What this task involves.
Quote the entries in full, character for character, without their images.

Excerpted records.

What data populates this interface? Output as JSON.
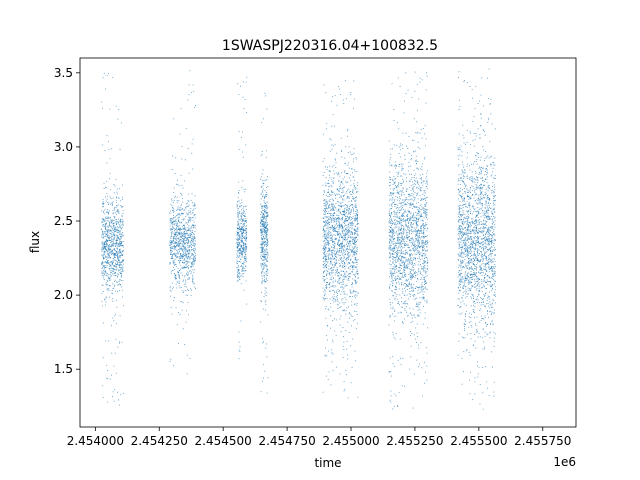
{
  "chart_data": {
    "type": "scatter",
    "title": "1SWASPJ220316.04+100832.5",
    "xlabel": "time",
    "ylabel": "flux",
    "x_offset_label": "1e6",
    "xlim": [
      2453940,
      2455880
    ],
    "ylim": [
      1.11,
      3.6
    ],
    "grid": false,
    "marker_color": "#1f77b4",
    "x_ticks": [
      {
        "value": 2454000,
        "label": "2.454000"
      },
      {
        "value": 2454250,
        "label": "2.454250"
      },
      {
        "value": 2454500,
        "label": "2.454500"
      },
      {
        "value": 2454750,
        "label": "2.454750"
      },
      {
        "value": 2455000,
        "label": "2.455000"
      },
      {
        "value": 2455250,
        "label": "2.455250"
      },
      {
        "value": 2455500,
        "label": "2.455500"
      },
      {
        "value": 2455750,
        "label": "2.455750"
      }
    ],
    "y_ticks": [
      {
        "value": 1.5,
        "label": "1.5"
      },
      {
        "value": 2.0,
        "label": "2.0"
      },
      {
        "value": 2.5,
        "label": "2.5"
      },
      {
        "value": 3.0,
        "label": "3.0"
      },
      {
        "value": 3.5,
        "label": "3.5"
      }
    ],
    "series": [
      {
        "x_ranges": [
          [
            2454024,
            2454110
          ],
          [
            2454290,
            2454392
          ],
          [
            2454553,
            2454592
          ],
          [
            2454646,
            2454675
          ],
          [
            2454890,
            2455028
          ],
          [
            2455148,
            2455300
          ],
          [
            2455418,
            2455565
          ]
        ],
        "y_center": [
          2.33,
          2.35,
          2.38,
          2.4,
          2.38,
          2.38,
          2.38
        ],
        "y_core_band": [
          [
            2.0,
            2.65
          ],
          [
            2.05,
            2.65
          ],
          [
            2.1,
            2.65
          ],
          [
            2.05,
            2.75
          ],
          [
            1.95,
            2.85
          ],
          [
            1.85,
            2.9
          ],
          [
            1.8,
            2.95
          ]
        ],
        "y_extent": [
          [
            1.25,
            3.5
          ],
          [
            1.45,
            3.52
          ],
          [
            1.55,
            3.48
          ],
          [
            1.22,
            3.42
          ],
          [
            1.3,
            3.5
          ],
          [
            1.22,
            3.53
          ],
          [
            1.22,
            3.53
          ]
        ]
      }
    ]
  }
}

Exercise result.
What data populates this interface? Output as JSON.
{
  "chart_data": {
    "type": "scatter",
    "title": "1SWASPJ220316.04+100832.5",
    "xlabel": "time",
    "ylabel": "flux",
    "x_offset_label": "1e6",
    "xlim": [
      2453940,
      2455880
    ],
    "ylim": [
      1.11,
      3.6
    ],
    "grid": false,
    "marker_color": "#1f77b4",
    "x_ticks": [
      {
        "value": 2454000,
        "label": "2.454000"
      },
      {
        "value": 2454250,
        "label": "2.454250"
      },
      {
        "value": 2454500,
        "label": "2.454500"
      },
      {
        "value": 2454750,
        "label": "2.454750"
      },
      {
        "value": 2455000,
        "label": "2.455000"
      },
      {
        "value": 2455250,
        "label": "2.455250"
      },
      {
        "value": 2455500,
        "label": "2.455500"
      },
      {
        "value": 2455750,
        "label": "2.455750"
      }
    ],
    "y_ticks": [
      {
        "value": 1.5,
        "label": "1.5"
      },
      {
        "value": 2.0,
        "label": "2.0"
      },
      {
        "value": 2.5,
        "label": "2.5"
      },
      {
        "value": 3.0,
        "label": "3.0"
      },
      {
        "value": 3.5,
        "label": "3.5"
      }
    ],
    "series": [
      {
        "x_ranges": [
          [
            2454024,
            2454110
          ],
          [
            2454290,
            2454392
          ],
          [
            2454553,
            2454592
          ],
          [
            2454646,
            2454675
          ],
          [
            2454890,
            2455028
          ],
          [
            2455148,
            2455300
          ],
          [
            2455418,
            2455565
          ]
        ],
        "y_center": [
          2.33,
          2.35,
          2.38,
          2.4,
          2.38,
          2.38,
          2.38
        ],
        "y_core_band": [
          [
            2.0,
            2.65
          ],
          [
            2.05,
            2.65
          ],
          [
            2.1,
            2.65
          ],
          [
            2.05,
            2.75
          ],
          [
            1.95,
            2.85
          ],
          [
            1.85,
            2.9
          ],
          [
            1.8,
            2.95
          ]
        ],
        "y_extent": [
          [
            1.25,
            3.5
          ],
          [
            1.45,
            3.52
          ],
          [
            1.55,
            3.48
          ],
          [
            1.22,
            3.42
          ],
          [
            1.3,
            3.5
          ],
          [
            1.22,
            3.53
          ],
          [
            1.22,
            3.53
          ]
        ]
      }
    ]
  }
}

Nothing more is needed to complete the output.